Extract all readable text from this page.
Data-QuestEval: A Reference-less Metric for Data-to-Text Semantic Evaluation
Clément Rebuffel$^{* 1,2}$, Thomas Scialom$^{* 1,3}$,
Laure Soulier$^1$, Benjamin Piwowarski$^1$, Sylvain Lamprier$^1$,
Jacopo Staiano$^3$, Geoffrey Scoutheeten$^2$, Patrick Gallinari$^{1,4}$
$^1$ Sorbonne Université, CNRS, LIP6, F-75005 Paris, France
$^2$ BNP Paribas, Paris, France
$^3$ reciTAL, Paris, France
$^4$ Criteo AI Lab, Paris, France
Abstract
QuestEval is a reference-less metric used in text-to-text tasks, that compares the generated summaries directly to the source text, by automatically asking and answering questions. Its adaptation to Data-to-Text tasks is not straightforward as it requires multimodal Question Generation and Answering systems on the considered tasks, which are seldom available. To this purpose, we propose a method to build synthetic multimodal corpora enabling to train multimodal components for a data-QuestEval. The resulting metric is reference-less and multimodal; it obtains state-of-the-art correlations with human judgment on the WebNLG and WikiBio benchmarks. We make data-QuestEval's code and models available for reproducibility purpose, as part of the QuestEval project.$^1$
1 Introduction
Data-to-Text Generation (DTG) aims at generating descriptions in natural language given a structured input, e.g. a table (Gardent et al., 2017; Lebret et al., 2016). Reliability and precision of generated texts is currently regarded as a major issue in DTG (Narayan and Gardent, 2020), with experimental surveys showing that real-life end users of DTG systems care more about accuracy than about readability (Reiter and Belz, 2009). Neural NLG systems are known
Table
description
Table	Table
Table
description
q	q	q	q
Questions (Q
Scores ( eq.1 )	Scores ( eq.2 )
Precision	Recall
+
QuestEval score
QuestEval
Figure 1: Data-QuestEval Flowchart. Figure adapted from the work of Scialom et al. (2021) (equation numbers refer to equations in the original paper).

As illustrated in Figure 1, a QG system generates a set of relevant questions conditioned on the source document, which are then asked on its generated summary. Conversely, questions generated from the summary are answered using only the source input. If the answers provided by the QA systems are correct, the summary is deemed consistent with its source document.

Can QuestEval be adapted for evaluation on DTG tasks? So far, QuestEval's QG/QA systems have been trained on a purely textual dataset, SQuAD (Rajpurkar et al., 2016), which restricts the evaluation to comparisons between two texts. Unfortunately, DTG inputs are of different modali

────────────────

§ **Task requirements**
Each line in the material either holds the string "Figure" or does not. State how many do, and nothing else.

§ **Exercise output**
2